--- START OF Records to use ---
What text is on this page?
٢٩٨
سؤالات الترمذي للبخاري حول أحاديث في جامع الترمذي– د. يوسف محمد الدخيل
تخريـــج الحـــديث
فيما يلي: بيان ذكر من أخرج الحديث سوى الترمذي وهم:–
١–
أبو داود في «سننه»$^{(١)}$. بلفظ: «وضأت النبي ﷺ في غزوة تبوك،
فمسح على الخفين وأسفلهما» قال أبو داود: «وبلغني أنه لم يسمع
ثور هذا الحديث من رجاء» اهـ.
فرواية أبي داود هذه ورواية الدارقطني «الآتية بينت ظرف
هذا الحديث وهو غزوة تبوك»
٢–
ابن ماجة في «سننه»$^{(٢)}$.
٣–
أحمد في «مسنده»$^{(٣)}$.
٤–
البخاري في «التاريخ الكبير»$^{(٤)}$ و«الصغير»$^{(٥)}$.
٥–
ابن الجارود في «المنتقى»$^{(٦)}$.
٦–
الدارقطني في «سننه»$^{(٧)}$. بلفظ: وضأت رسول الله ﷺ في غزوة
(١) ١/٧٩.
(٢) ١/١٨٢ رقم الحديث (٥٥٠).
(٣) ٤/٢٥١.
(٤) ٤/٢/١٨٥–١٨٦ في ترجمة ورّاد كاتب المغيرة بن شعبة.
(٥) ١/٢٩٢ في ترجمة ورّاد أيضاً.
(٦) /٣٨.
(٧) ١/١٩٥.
--- END OF Records to use ---
Gather up every line from the listing above in which the word "تبوك" occurs.

أبو داود في «سننه»$^{(١)}$. بلفظ: «وضأت النبي ﷺ في غزوة تبوك،
هذا الحديث وهو غزوة تبوك»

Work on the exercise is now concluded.